* **To do**
A word-for-word copy of the data is what's wanted, with no pictures.

(Entries from a visual dataset)

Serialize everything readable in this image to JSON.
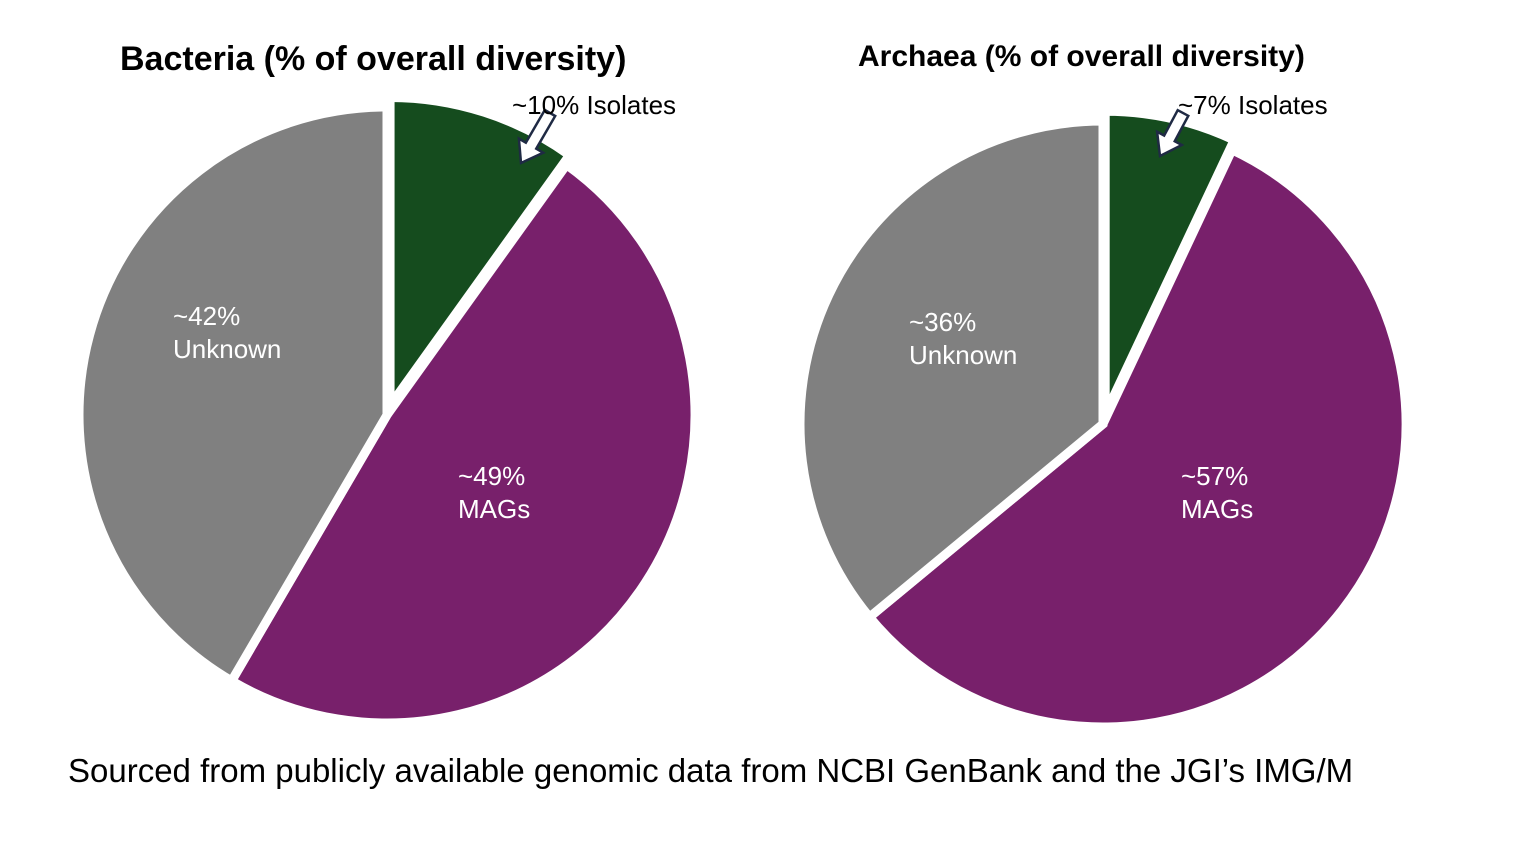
{
  "chart_data": [
    {
      "type": "pie",
      "title": "Bacteria (% of overall diversity)",
      "slices": [
        {
          "name": "Isolates",
          "value": 10,
          "label": "~10% Isolates",
          "color": "#154c1e",
          "exploded": true,
          "callout": true
        },
        {
          "name": "MAGs",
          "value": 49,
          "label_pct": "~49%",
          "label_name": "MAGs",
          "color": "#78206b",
          "exploded": false
        },
        {
          "name": "Unknown",
          "value": 42,
          "label_pct": "~42%",
          "label_name": "Unknown",
          "color": "#808080",
          "exploded": false
        }
      ]
    },
    {
      "type": "pie",
      "title": "Archaea  (% of overall diversity)",
      "slices": [
        {
          "name": "Isolates",
          "value": 7,
          "label": "~7% Isolates",
          "color": "#154c1e",
          "exploded": true,
          "callout": true
        },
        {
          "name": "MAGs",
          "value": 57,
          "label_pct": "~57%",
          "label_name": "MAGs",
          "color": "#78206b",
          "exploded": false
        },
        {
          "name": "Unknown",
          "value": 36,
          "label_pct": "~36%",
          "label_name": "Unknown",
          "color": "#808080",
          "exploded": false
        }
      ]
    }
  ],
  "footer": {
    "source": "Sourced from publicly available genomic data from NCBI GenBank and the JGI’s IMG/M"
  }
}
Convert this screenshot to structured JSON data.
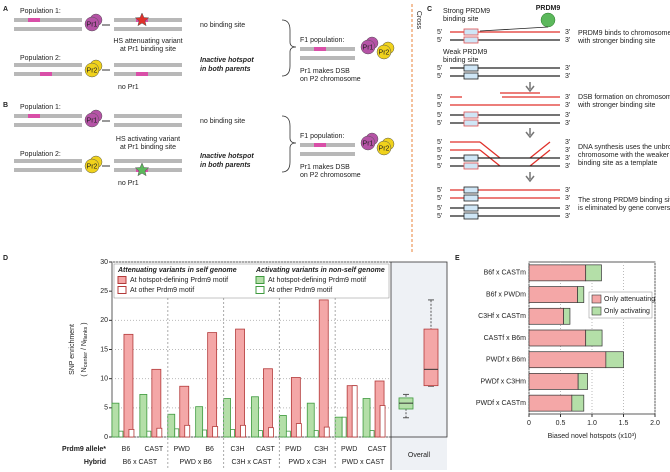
{
  "panel_a": {
    "label": "A",
    "population_1": "Population 1:",
    "population_2": "Population 2:",
    "pr1": "Pr1",
    "pr2": "Pr2",
    "no_binding_site": "no binding site",
    "variant": [
      "HS attenuating variant",
      "at Pr1 binding site"
    ],
    "inactive": [
      "Inactive hotspot",
      "in both parents"
    ],
    "no_pr1": "no Pr1",
    "f1_population": "F1 population:",
    "dsb": [
      "Pr1 makes DSB",
      "on P2 chromosome"
    ]
  },
  "panel_b": {
    "label": "B",
    "population_1": "Population 1:",
    "population_2": "Population 2:",
    "pr1": "Pr1",
    "pr2": "Pr2",
    "no_binding_site": "no binding site",
    "variant": [
      "HS activating variant",
      "at Pr1 binding site"
    ],
    "inactive": [
      "Inactive hotspot",
      "in both parents"
    ],
    "no_pr1": "no Pr1",
    "f1_population": "F1 population:",
    "dsb": [
      "Pr1 makes DSB",
      "on P2 chromosome"
    ]
  },
  "cross": "Cross",
  "panel_c": {
    "label": "C",
    "prdm9": "PRDM9",
    "strong": [
      "Strong PRDM9",
      "binding site"
    ],
    "weak": [
      "Weak PRDM9",
      "binding site"
    ],
    "five_prime": "5'",
    "three_prime": "3'",
    "steps": [
      [
        "PRDM9 binds to chromosome",
        "with stronger binding site"
      ],
      [
        "DSB formation on chromosome",
        "with stronger binding site"
      ],
      [
        "DNA synthesis uses the unbroken",
        "chromosome with the weaker",
        "binding site as a template"
      ],
      [
        "The strong PRDM9 binding site",
        "is eliminated by gene conversion"
      ]
    ]
  },
  "chart_data": [
    {
      "type": "bar",
      "panel_label": "D",
      "y_label": "SNP enrichment",
      "y_label_parts": [
        "( N",
        "center",
        " / N",
        "flanks",
        " )"
      ],
      "ylim": [
        0,
        30
      ],
      "yticks": [
        0,
        5,
        10,
        15,
        20,
        25,
        30
      ],
      "grid": true,
      "legend_titles": [
        "Attenuating variants in self genome",
        "Activating variants in non-self genome"
      ],
      "row_labels": [
        "Prdm9 allele*",
        "Hybrid"
      ],
      "categories": [
        "B6",
        "CAST",
        "PWD",
        "B6",
        "C3H",
        "CAST",
        "PWD",
        "C3H",
        "PWD",
        "CAST"
      ],
      "hybrids": [
        "B6 x CAST",
        "PWD x B6",
        "C3H x CAST",
        "PWD x C3H",
        "PWD x CAST"
      ],
      "series": [
        {
          "name": "At hotspot-defining Prdm9 motif",
          "color": "#f4a7a7",
          "stroke": "#b33a3a",
          "values": [
            17.6,
            11.6,
            8.7,
            17.9,
            18.5,
            11.7,
            10.2,
            23.5,
            8.8,
            9.6
          ]
        },
        {
          "name": "At other Prdm9 motif",
          "color": "#ffffff",
          "stroke": "#b33a3a",
          "values": [
            1.3,
            1.5,
            2.0,
            1.8,
            2.0,
            1.6,
            2.3,
            1.7,
            8.8,
            5.4
          ]
        },
        {
          "name": "At hotspot-defining Prdm9 motif",
          "color": "#b4dfa8",
          "stroke": "#3f9a3f",
          "values": [
            5.8,
            7.3,
            3.9,
            5.2,
            6.6,
            6.9,
            3.7,
            5.8,
            3.4,
            6.6
          ]
        },
        {
          "name": "At other Prdm9 motif",
          "color": "#ffffff",
          "stroke": "#3f9a3f",
          "values": [
            1.0,
            1.0,
            1.4,
            1.2,
            1.3,
            1.1,
            1.0,
            1.1,
            3.4,
            1.1
          ]
        }
      ],
      "overall": {
        "label": "Overall",
        "boxes": [
          {
            "color": "#b4dfa8",
            "stroke": "#3f9a3f",
            "low": 3.3,
            "q1": 4.8,
            "median": 5.8,
            "q3": 6.7,
            "high": 7.3
          },
          {
            "color": "#f4a7a7",
            "stroke": "#b33a3a",
            "low": 8.7,
            "q1": 8.8,
            "median": 11.6,
            "q3": 18.5,
            "high": 23.5
          }
        ]
      }
    },
    {
      "type": "hbar",
      "panel_label": "E",
      "stacked": true,
      "x_label": "Biased novel hotspots (x10³)",
      "categories": [
        "B6f x CASTm",
        "B6f x PWDm",
        "C3Hf x CASTm",
        "CASTf x B6m",
        "PWDf x B6m",
        "PWDf x C3Hm",
        "PWDf x CASTm"
      ],
      "series": [
        {
          "name": "Only attenuating",
          "color": "#f4a7a7",
          "values": [
            0.9,
            0.77,
            0.55,
            0.9,
            1.22,
            0.78,
            0.68
          ]
        },
        {
          "name": "Only activating",
          "color": "#b4dfa8",
          "values": [
            0.25,
            0.1,
            0.1,
            0.26,
            0.28,
            0.15,
            0.19
          ]
        }
      ],
      "xlim": [
        0,
        2
      ],
      "xticks": [
        0,
        0.5,
        {
          "value": 1,
          "label": "1.0"
        },
        1.5,
        {
          "value": 2,
          "label": "2.0"
        }
      ],
      "grid": true,
      "legend": "upper right"
    }
  ]
}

* **Reply to the task**
Serialize everything readable in this image to JSON.
{
  "chart_data": [
    {
      "type": "pie",
      "title": "Bacteria (% of overall diversity)",
      "slices": [
        {
          "name": "Isolates",
          "value": 10,
          "label": "~10% Isolates",
          "color": "#154c1e",
          "exploded": true,
          "callout": true
        },
        {
          "name": "MAGs",
          "value": 49,
          "label_pct": "~49%",
          "label_name": "MAGs",
          "color": "#78206b",
          "exploded": false
        },
        {
          "name": "Unknown",
          "value": 42,
          "label_pct": "~42%",
          "label_name": "Unknown",
          "color": "#808080",
          "exploded": false
        }
      ]
    },
    {
      "type": "pie",
      "title": "Archaea  (% of overall diversity)",
      "slices": [
        {
          "name": "Isolates",
          "value": 7,
          "label": "~7% Isolates",
          "color": "#154c1e",
          "exploded": true,
          "callout": true
        },
        {
          "name": "MAGs",
          "value": 57,
          "label_pct": "~57%",
          "label_name": "MAGs",
          "color": "#78206b",
          "exploded": false
        },
        {
          "name": "Unknown",
          "value": 36,
          "label_pct": "~36%",
          "label_name": "Unknown",
          "color": "#808080",
          "exploded": false
        }
      ]
    }
  ],
  "footer": {
    "source": "Sourced from publicly available genomic data from NCBI GenBank and the JGI’s IMG/M"
  }
}
Convert this screenshot to structured JSON data.
{
  "panel_a": {
    "label": "A",
    "population_1": "Population 1:",
    "population_2": "Population 2:",
    "pr1": "Pr1",
    "pr2": "Pr2",
    "no_binding_site": "no binding site",
    "variant": [
      "HS attenuating variant",
      "at Pr1 binding site"
    ],
    "inactive": [
      "Inactive hotspot",
      "in both parents"
    ],
    "no_pr1": "no Pr1",
    "f1_population": "F1 population:",
    "dsb": [
      "Pr1 makes DSB",
      "on P2 chromosome"
    ]
  },
  "panel_b": {
    "label": "B",
    "population_1": "Population 1:",
    "population_2": "Population 2:",
    "pr1": "Pr1",
    "pr2": "Pr2",
    "no_binding_site": "no binding site",
    "variant": [
      "HS activating variant",
      "at Pr1 binding site"
    ],
    "inactive": [
      "Inactive hotspot",
      "in both parents"
    ],
    "no_pr1": "no Pr1",
    "f1_population": "F1 population:",
    "dsb": [
      "Pr1 makes DSB",
      "on P2 chromosome"
    ]
  },
  "cross": "Cross",
  "panel_c": {
    "label": "C",
    "prdm9": "PRDM9",
    "strong": [
      "Strong PRDM9",
      "binding site"
    ],
    "weak": [
      "Weak PRDM9",
      "binding site"
    ],
    "five_prime": "5'",
    "three_prime": "3'",
    "steps": [
      [
        "PRDM9 binds to chromosome",
        "with stronger binding site"
      ],
      [
        "DSB formation on chromosome",
        "with stronger binding site"
      ],
      [
        "DNA synthesis uses the unbroken",
        "chromosome with the weaker",
        "binding site as a template"
      ],
      [
        "The strong PRDM9 binding site",
        "is eliminated by gene conversion"
      ]
    ]
  },
  "chart_data": [
    {
      "type": "bar",
      "panel_label": "D",
      "y_label": "SNP enrichment",
      "y_label_parts": [
        "( N",
        "center",
        " / N",
        "flanks",
        " )"
      ],
      "ylim": [
        0,
        30
      ],
      "yticks": [
        0,
        5,
        10,
        15,
        20,
        25,
        30
      ],
      "grid": true,
      "legend_titles": [
        "Attenuating variants in self genome",
        "Activating variants in non-self genome"
      ],
      "row_labels": [
        "Prdm9 allele*",
        "Hybrid"
      ],
      "categories": [
        "B6",
        "CAST",
        "PWD",
        "B6",
        "C3H",
        "CAST",
        "PWD",
        "C3H",
        "PWD",
        "CAST"
      ],
      "hybrids": [
        "B6 x CAST",
        "PWD x B6",
        "C3H x CAST",
        "PWD x C3H",
        "PWD x CAST"
      ],
      "series": [
        {
          "name": "At hotspot-defining Prdm9 motif",
          "color": "#f4a7a7",
          "stroke": "#b33a3a",
          "values": [
            17.6,
            11.6,
            8.7,
            17.9,
            18.5,
            11.7,
            10.2,
            23.5,
            8.8,
            9.6
          ]
        },
        {
          "name": "At other Prdm9 motif",
          "color": "#ffffff",
          "stroke": "#b33a3a",
          "values": [
            1.3,
            1.5,
            2.0,
            1.8,
            2.0,
            1.6,
            2.3,
            1.7,
            8.8,
            5.4
          ]
        },
        {
          "name": "At hotspot-defining Prdm9 motif",
          "color": "#b4dfa8",
          "stroke": "#3f9a3f",
          "values": [
            5.8,
            7.3,
            3.9,
            5.2,
            6.6,
            6.9,
            3.7,
            5.8,
            3.4,
            6.6
          ]
        },
        {
          "name": "At other Prdm9 motif",
          "color": "#ffffff",
          "stroke": "#3f9a3f",
          "values": [
            1.0,
            1.0,
            1.4,
            1.2,
            1.3,
            1.1,
            1.0,
            1.1,
            3.4,
            1.1
          ]
        }
      ],
      "overall": {
        "label": "Overall",
        "boxes": [
          {
            "color": "#b4dfa8",
            "stroke": "#3f9a3f",
            "low": 3.3,
            "q1": 4.8,
            "median": 5.8,
            "q3": 6.7,
            "high": 7.3
          },
          {
            "color": "#f4a7a7",
            "stroke": "#b33a3a",
            "low": 8.7,
            "q1": 8.8,
            "median": 11.6,
            "q3": 18.5,
            "high": 23.5
          }
        ]
      }
    },
    {
      "type": "hbar",
      "panel_label": "E",
      "stacked": true,
      "x_label": "Biased novel hotspots (x10³)",
      "categories": [
        "B6f x CASTm",
        "B6f x PWDm",
        "C3Hf x CASTm",
        "CASTf x B6m",
        "PWDf x B6m",
        "PWDf x C3Hm",
        "PWDf x CASTm"
      ],
      "series": [
        {
          "name": "Only attenuating",
          "color": "#f4a7a7",
          "values": [
            0.9,
            0.77,
            0.55,
            0.9,
            1.22,
            0.78,
            0.68
          ]
        },
        {
          "name": "Only activating",
          "color": "#b4dfa8",
          "values": [
            0.25,
            0.1,
            0.1,
            0.26,
            0.28,
            0.15,
            0.19
          ]
        }
      ],
      "xlim": [
        0,
        2
      ],
      "xticks": [
        0,
        0.5,
        {
          "value": 1,
          "label": "1.0"
        },
        1.5,
        {
          "value": 2,
          "label": "2.0"
        }
      ],
      "grid": true,
      "legend": "upper right"
    }
  ]
}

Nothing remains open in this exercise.